PROBLEM —
Both the line containing "What text is on this page?" and the last line of the listing are included: write out exactly the lines from one to the other.

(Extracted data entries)
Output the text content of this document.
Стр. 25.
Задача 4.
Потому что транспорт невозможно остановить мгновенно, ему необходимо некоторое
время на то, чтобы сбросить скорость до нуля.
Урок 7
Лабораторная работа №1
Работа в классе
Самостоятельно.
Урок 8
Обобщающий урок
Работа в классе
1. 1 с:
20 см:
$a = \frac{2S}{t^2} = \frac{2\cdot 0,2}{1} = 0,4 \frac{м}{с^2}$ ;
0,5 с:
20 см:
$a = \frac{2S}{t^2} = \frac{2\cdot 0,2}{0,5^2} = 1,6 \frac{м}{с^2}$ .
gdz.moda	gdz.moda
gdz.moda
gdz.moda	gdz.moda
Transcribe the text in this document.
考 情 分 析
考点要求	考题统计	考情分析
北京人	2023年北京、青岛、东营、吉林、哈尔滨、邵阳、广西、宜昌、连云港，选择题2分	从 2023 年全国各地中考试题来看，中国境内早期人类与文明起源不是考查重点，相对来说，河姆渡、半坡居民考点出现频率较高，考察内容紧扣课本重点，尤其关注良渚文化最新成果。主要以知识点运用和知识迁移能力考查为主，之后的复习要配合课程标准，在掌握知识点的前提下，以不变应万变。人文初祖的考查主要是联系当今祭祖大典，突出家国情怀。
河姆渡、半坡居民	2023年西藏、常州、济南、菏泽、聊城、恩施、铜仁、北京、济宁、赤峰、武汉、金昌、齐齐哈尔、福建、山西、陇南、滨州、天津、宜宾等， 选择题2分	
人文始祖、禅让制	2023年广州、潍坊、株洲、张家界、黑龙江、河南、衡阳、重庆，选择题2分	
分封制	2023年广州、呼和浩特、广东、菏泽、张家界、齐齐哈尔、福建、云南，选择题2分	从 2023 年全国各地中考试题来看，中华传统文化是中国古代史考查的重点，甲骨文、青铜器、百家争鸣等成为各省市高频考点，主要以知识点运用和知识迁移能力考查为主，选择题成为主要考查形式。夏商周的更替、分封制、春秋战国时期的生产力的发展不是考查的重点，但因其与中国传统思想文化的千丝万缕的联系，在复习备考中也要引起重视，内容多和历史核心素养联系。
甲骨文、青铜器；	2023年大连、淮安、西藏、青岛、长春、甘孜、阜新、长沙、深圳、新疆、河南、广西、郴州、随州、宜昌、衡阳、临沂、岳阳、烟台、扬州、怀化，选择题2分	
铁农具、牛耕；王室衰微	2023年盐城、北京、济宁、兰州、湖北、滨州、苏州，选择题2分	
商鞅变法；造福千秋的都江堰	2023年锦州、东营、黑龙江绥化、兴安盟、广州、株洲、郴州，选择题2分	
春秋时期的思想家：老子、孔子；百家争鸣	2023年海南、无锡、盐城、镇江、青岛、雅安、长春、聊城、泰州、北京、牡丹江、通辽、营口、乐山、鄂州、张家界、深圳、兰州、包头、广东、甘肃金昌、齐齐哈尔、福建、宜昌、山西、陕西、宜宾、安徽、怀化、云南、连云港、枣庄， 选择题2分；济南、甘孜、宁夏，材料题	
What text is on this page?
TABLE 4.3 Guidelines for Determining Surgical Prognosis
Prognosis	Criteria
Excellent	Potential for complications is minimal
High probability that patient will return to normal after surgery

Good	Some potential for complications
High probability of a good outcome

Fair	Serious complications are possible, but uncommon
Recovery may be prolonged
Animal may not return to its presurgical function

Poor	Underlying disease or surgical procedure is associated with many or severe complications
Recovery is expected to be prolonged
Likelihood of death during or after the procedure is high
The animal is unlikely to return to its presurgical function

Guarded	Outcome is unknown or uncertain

THE SOLUTION —
What text is on this page?
TABLE 4.3 Guidelines for Determining Surgical Prognosis
Prognosis	Criteria
Excellent	Potential for complications is minimal
High probability that patient will return to normal after surgery

Good	Some potential for complications
High probability of a good outcome

Fair	Serious complications are possible, but uncommon
Recovery may be prolonged
Animal may not return to its presurgical function

Poor	Underlying disease or surgical procedure is associated with many or severe complications
Recovery is expected to be prolonged
Likelihood of death during or after the procedure is high
The animal is unlikely to return to its presurgical function

Guarded	Outcome is unknown or uncertain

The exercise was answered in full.